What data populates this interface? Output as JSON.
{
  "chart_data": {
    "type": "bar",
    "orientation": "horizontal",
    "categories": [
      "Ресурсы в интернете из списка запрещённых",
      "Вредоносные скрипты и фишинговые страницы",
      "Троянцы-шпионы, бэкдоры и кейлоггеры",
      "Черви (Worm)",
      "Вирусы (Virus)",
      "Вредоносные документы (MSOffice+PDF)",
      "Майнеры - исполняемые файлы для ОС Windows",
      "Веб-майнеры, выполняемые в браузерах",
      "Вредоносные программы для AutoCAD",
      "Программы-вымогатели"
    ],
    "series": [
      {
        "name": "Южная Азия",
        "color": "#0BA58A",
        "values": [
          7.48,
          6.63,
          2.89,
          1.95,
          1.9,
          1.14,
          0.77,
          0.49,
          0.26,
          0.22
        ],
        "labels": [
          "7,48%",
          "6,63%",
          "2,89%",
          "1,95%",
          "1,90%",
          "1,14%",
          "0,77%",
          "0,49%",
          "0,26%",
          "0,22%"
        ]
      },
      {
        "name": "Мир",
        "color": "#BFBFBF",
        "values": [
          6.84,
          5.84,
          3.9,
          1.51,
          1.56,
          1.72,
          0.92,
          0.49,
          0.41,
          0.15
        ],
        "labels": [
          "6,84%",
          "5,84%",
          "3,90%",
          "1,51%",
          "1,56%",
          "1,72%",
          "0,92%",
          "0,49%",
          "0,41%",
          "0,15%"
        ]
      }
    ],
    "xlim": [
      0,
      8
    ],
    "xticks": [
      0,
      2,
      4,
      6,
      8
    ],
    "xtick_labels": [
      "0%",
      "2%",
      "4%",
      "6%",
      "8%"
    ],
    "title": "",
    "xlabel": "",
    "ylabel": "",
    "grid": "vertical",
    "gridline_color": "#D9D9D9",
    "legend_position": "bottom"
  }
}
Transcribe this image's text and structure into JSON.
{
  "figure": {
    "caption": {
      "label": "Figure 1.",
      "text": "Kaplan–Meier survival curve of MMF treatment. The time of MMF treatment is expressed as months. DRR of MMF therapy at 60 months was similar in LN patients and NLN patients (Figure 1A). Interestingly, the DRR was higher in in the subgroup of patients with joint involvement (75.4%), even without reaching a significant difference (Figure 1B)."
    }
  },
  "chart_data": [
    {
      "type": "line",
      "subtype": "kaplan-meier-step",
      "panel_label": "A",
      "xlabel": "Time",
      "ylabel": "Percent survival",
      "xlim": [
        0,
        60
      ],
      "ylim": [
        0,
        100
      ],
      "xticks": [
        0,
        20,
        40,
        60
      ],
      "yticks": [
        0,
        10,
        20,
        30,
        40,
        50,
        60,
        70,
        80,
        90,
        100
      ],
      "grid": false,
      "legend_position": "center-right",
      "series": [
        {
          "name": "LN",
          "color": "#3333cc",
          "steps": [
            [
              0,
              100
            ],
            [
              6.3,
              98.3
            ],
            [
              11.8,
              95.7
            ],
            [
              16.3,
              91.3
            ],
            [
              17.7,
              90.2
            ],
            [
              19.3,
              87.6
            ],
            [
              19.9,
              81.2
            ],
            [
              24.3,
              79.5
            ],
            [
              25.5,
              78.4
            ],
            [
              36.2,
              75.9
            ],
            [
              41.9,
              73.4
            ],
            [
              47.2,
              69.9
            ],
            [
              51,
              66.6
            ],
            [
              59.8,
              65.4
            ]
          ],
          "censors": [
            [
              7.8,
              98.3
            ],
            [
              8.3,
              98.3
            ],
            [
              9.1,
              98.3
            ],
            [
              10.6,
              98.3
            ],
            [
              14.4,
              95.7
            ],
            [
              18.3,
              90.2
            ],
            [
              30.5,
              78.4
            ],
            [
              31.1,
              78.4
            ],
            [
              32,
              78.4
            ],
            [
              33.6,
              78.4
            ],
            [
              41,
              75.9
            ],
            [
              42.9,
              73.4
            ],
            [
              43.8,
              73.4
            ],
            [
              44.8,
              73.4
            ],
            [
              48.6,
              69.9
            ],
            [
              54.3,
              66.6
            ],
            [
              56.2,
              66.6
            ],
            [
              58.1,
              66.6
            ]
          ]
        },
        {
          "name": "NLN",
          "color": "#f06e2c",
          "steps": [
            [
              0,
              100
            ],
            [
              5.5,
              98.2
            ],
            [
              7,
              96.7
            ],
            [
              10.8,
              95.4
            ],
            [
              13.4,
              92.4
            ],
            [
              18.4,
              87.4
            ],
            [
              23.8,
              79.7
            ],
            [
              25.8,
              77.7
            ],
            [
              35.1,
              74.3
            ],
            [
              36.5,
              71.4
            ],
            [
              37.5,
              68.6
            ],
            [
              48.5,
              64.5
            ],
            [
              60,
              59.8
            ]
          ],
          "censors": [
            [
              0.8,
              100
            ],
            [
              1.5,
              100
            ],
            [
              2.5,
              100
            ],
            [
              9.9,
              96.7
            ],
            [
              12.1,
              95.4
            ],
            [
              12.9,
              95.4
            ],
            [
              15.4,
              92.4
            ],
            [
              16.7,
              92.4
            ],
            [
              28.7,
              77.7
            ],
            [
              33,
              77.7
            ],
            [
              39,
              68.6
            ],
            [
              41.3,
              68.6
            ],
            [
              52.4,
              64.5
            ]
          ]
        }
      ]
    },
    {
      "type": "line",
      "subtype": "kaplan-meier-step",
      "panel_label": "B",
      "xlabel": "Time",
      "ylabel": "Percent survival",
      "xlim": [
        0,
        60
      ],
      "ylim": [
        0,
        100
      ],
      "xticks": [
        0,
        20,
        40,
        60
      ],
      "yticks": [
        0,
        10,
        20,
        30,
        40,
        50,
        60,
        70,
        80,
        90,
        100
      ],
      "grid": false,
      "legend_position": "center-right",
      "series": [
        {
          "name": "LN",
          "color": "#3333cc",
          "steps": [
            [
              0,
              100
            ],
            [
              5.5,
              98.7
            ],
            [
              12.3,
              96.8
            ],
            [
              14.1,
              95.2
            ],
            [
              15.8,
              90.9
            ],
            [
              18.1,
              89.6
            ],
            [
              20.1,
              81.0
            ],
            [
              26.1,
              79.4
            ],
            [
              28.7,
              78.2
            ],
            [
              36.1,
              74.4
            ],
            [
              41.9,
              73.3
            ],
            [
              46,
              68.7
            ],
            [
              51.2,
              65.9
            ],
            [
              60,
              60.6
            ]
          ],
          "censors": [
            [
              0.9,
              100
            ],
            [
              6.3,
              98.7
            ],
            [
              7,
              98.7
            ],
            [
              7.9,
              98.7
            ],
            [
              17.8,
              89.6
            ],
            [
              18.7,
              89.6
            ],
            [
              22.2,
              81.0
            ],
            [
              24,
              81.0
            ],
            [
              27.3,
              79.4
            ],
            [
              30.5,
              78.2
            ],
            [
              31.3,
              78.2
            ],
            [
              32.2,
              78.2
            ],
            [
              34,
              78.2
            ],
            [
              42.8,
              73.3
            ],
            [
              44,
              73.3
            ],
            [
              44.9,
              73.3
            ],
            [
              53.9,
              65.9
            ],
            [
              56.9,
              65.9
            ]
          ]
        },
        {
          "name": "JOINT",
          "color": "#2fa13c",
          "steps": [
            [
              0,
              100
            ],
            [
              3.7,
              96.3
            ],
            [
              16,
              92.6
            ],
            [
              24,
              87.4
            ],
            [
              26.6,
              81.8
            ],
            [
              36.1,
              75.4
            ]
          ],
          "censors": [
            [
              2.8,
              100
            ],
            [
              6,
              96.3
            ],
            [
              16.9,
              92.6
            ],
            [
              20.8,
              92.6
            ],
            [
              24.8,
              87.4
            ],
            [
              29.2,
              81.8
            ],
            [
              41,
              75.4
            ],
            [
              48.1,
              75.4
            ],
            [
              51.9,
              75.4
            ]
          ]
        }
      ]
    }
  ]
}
···
Exercise goal: What you write must be identical to the material above.

Task answer:
What data populates this interface? Output as JSON.
{
  "chart_data": {
    "type": "bar",
    "orientation": "horizontal",
    "categories": [
      "Ресурсы в интернете из списка запрещённых",
      "Вредоносные скрипты и фишинговые страницы",
      "Троянцы-шпионы, бэкдоры и кейлоггеры",
      "Черви (Worm)",
      "Вирусы (Virus)",
      "Вредоносные документы (MSOffice+PDF)",
      "Майнеры - исполняемые файлы для ОС Windows",
      "Веб-майнеры, выполняемые в браузерах",
      "Вредоносные программы для AutoCAD",
      "Программы-вымогатели"
    ],
    "series": [
      {
        "name": "Южная Азия",
        "color": "#0BA58A",
        "values": [
          7.48,
          6.63,
          2.89,
          1.95,
          1.9,
          1.14,
          0.77,
          0.49,
          0.26,
          0.22
        ],
        "labels": [
          "7,48%",
          "6,63%",
          "2,89%",
          "1,95%",
          "1,90%",
          "1,14%",
          "0,77%",
          "0,49%",
          "0,26%",
          "0,22%"
        ]
      },
      {
        "name": "Мир",
        "color": "#BFBFBF",
        "values": [
          6.84,
          5.84,
          3.9,
          1.51,
          1.56,
          1.72,
          0.92,
          0.49,
          0.41,
          0.15
        ],
        "labels": [
          "6,84%",
          "5,84%",
          "3,90%",
          "1,51%",
          "1,56%",
          "1,72%",
          "0,92%",
          "0,49%",
          "0,41%",
          "0,15%"
        ]
      }
    ],
    "xlim": [
      0,
      8
    ],
    "xticks": [
      0,
      2,
      4,
      6,
      8
    ],
    "xtick_labels": [
      "0%",
      "2%",
      "4%",
      "6%",
      "8%"
    ],
    "title": "",
    "xlabel": "",
    "ylabel": "",
    "grid": "vertical",
    "gridline_color": "#D9D9D9",
    "legend_position": "bottom"
  }
}
Transcribe this image's text and structure into JSON.
{
  "figure": {
    "caption": {
      "label": "Figure 1.",
      "text": "Kaplan–Meier survival curve of MMF treatment. The time of MMF treatment is expressed as months. DRR of MMF therapy at 60 months was similar in LN patients and NLN patients (Figure 1A). Interestingly, the DRR was higher in in the subgroup of patients with joint involvement (75.4%), even without reaching a significant difference (Figure 1B)."
    }
  },
  "chart_data": [
    {
      "type": "line",
      "subtype": "kaplan-meier-step",
      "panel_label": "A",
      "xlabel": "Time",
      "ylabel": "Percent survival",
      "xlim": [
        0,
        60
      ],
      "ylim": [
        0,
        100
      ],
      "xticks": [
        0,
        20,
        40,
        60
      ],
      "yticks": [
        0,
        10,
        20,
        30,
        40,
        50,
        60,
        70,
        80,
        90,
        100
      ],
      "grid": false,
      "legend_position": "center-right",
      "series": [
        {
          "name": "LN",
          "color": "#3333cc",
          "steps": [
            [
              0,
              100
            ],
            [
              6.3,
              98.3
            ],
            [
              11.8,
              95.7
            ],
            [
              16.3,
              91.3
            ],
            [
              17.7,
              90.2
            ],
            [
              19.3,
              87.6
            ],
            [
              19.9,
              81.2
            ],
            [
              24.3,
              79.5
            ],
            [
              25.5,
              78.4
            ],
            [
              36.2,
              75.9
            ],
            [
              41.9,
              73.4
            ],
            [
              47.2,
              69.9
            ],
            [
              51,
              66.6
            ],
            [
              59.8,
              65.4
            ]
          ],
          "censors": [
            [
              7.8,
              98.3
            ],
            [
              8.3,
              98.3
            ],
            [
              9.1,
              98.3
            ],
            [
              10.6,
              98.3
            ],
            [
              14.4,
              95.7
            ],
            [
              18.3,
              90.2
            ],
            [
              30.5,
              78.4
            ],
            [
              31.1,
              78.4
            ],
            [
              32,
              78.4
            ],
            [
              33.6,
              78.4
            ],
            [
              41,
              75.9
            ],
            [
              42.9,
              73.4
            ],
            [
              43.8,
              73.4
            ],
            [
              44.8,
              73.4
            ],
            [
              48.6,
              69.9
            ],
            [
              54.3,
              66.6
            ],
            [
              56.2,
              66.6
            ],
            [
              58.1,
              66.6
            ]
          ]
        },
        {
          "name": "NLN",
          "color": "#f06e2c",
          "steps": [
            [
              0,
              100
            ],
            [
              5.5,
              98.2
            ],
            [
              7,
              96.7
            ],
            [
              10.8,
              95.4
            ],
            [
              13.4,
              92.4
            ],
            [
              18.4,
              87.4
            ],
            [
              23.8,
              79.7
            ],
            [
              25.8,
              77.7
            ],
            [
              35.1,
              74.3
            ],
            [
              36.5,
              71.4
            ],
            [
              37.5,
              68.6
            ],
            [
              48.5,
              64.5
            ],
            [
              60,
              59.8
            ]
          ],
          "censors": [
            [
              0.8,
              100
            ],
            [
              1.5,
              100
            ],
            [
              2.5,
              100
            ],
            [
              9.9,
              96.7
            ],
            [
              12.1,
              95.4
            ],
            [
              12.9,
              95.4
            ],
            [
              15.4,
              92.4
            ],
            [
              16.7,
              92.4
            ],
            [
              28.7,
              77.7
            ],
            [
              33,
              77.7
            ],
            [
              39,
              68.6
            ],
            [
              41.3,
              68.6
            ],
            [
              52.4,
              64.5
            ]
          ]
        }
      ]
    },
    {
      "type": "line",
      "subtype": "kaplan-meier-step",
      "panel_label": "B",
      "xlabel": "Time",
      "ylabel": "Percent survival",
      "xlim": [
        0,
        60
      ],
      "ylim": [
        0,
        100
      ],
      "xticks": [
        0,
        20,
        40,
        60
      ],
      "yticks": [
        0,
        10,
        20,
        30,
        40,
        50,
        60,
        70,
        80,
        90,
        100
      ],
      "grid": false,
      "legend_position": "center-right",
      "series": [
        {
          "name": "LN",
          "color": "#3333cc",
          "steps": [
            [
              0,
              100
            ],
            [
              5.5,
              98.7
            ],
            [
              12.3,
              96.8
            ],
            [
              14.1,
              95.2
            ],
            [
              15.8,
              90.9
            ],
            [
              18.1,
              89.6
            ],
            [
              20.1,
              81.0
            ],
            [
              26.1,
              79.4
            ],
            [
              28.7,
              78.2
            ],
            [
              36.1,
              74.4
            ],
            [
              41.9,
              73.3
            ],
            [
              46,
              68.7
            ],
            [
              51.2,
              65.9
            ],
            [
              60,
              60.6
            ]
          ],
          "censors": [
            [
              0.9,
              100
            ],
            [
              6.3,
              98.7
            ],
            [
              7,
              98.7
            ],
            [
              7.9,
              98.7
            ],
            [
              17.8,
              89.6
            ],
            [
              18.7,
              89.6
            ],
            [
              22.2,
              81.0
            ],
            [
              24,
              81.0
            ],
            [
              27.3,
              79.4
            ],
            [
              30.5,
              78.2
            ],
            [
              31.3,
              78.2
            ],
            [
              32.2,
              78.2
            ],
            [
              34,
              78.2
            ],
            [
              42.8,
              73.3
            ],
            [
              44,
              73.3
            ],
            [
              44.9,
              73.3
            ],
            [
              53.9,
              65.9
            ],
            [
              56.9,
              65.9
            ]
          ]
        },
        {
          "name": "JOINT",
          "color": "#2fa13c",
          "steps": [
            [
              0,
              100
            ],
            [
              3.7,
              96.3
            ],
            [
              16,
              92.6
            ],
            [
              24,
              87.4
            ],
            [
              26.6,
              81.8
            ],
            [
              36.1,
              75.4
            ]
          ],
          "censors": [
            [
              2.8,
              100
            ],
            [
              6,
              96.3
            ],
            [
              16.9,
              92.6
            ],
            [
              20.8,
              92.6
            ],
            [
              24.8,
              87.4
            ],
            [
              29.2,
              81.8
            ],
            [
              41,
              75.4
            ],
            [
              48.1,
              75.4
            ],
            [
              51.9,
              75.4
            ]
          ]
        }
      ]
    }
  ]
}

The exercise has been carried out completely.